TASK => State only how many lines below include the string "name".

═══ INFORMATION GIVEN

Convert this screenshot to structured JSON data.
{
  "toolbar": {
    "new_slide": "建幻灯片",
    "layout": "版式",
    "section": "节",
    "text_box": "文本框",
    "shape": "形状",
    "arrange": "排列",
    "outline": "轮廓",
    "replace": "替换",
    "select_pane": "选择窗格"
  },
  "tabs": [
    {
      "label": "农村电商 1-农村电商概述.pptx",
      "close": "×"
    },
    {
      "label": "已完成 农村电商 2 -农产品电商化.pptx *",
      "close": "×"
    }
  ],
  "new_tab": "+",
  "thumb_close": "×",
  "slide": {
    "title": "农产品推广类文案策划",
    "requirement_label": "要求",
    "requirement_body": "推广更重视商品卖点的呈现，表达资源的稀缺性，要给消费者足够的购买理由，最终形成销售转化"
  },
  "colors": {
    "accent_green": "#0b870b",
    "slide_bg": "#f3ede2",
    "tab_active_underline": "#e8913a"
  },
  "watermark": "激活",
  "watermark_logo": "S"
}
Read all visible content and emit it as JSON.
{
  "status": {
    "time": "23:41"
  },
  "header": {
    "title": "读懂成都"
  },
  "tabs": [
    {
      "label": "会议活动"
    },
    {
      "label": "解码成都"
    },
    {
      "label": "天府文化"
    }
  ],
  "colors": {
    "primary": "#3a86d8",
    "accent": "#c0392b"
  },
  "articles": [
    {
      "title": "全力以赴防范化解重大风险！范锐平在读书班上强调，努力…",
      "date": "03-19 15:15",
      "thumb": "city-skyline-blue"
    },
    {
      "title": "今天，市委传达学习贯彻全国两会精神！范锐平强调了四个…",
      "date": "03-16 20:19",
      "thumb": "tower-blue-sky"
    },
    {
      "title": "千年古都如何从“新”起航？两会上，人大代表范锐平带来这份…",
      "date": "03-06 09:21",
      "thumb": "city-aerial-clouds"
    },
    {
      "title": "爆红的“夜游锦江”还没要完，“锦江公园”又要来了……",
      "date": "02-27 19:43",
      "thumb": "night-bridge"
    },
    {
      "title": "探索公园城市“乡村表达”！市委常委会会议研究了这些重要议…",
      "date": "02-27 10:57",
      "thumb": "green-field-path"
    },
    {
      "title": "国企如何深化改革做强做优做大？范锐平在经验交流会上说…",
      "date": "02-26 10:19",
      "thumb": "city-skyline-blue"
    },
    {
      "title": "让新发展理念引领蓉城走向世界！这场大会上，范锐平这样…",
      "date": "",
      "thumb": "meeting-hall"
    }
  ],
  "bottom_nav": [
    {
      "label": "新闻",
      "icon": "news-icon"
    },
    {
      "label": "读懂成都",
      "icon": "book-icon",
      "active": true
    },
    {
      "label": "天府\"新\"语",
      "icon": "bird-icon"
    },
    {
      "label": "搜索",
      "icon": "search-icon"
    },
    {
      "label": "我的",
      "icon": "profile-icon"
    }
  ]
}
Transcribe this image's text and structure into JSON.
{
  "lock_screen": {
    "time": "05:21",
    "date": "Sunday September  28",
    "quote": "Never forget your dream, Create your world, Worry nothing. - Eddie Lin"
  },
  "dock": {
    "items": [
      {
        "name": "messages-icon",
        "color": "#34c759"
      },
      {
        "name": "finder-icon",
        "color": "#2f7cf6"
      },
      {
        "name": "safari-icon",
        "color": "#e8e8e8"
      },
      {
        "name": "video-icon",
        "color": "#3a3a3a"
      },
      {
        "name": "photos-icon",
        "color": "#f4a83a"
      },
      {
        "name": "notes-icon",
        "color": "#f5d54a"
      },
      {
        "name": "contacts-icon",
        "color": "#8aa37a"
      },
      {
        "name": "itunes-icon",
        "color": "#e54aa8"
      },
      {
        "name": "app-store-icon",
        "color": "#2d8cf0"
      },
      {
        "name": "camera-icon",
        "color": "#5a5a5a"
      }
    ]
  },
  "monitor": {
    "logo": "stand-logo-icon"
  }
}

══════

WORKED SOLUTION => 10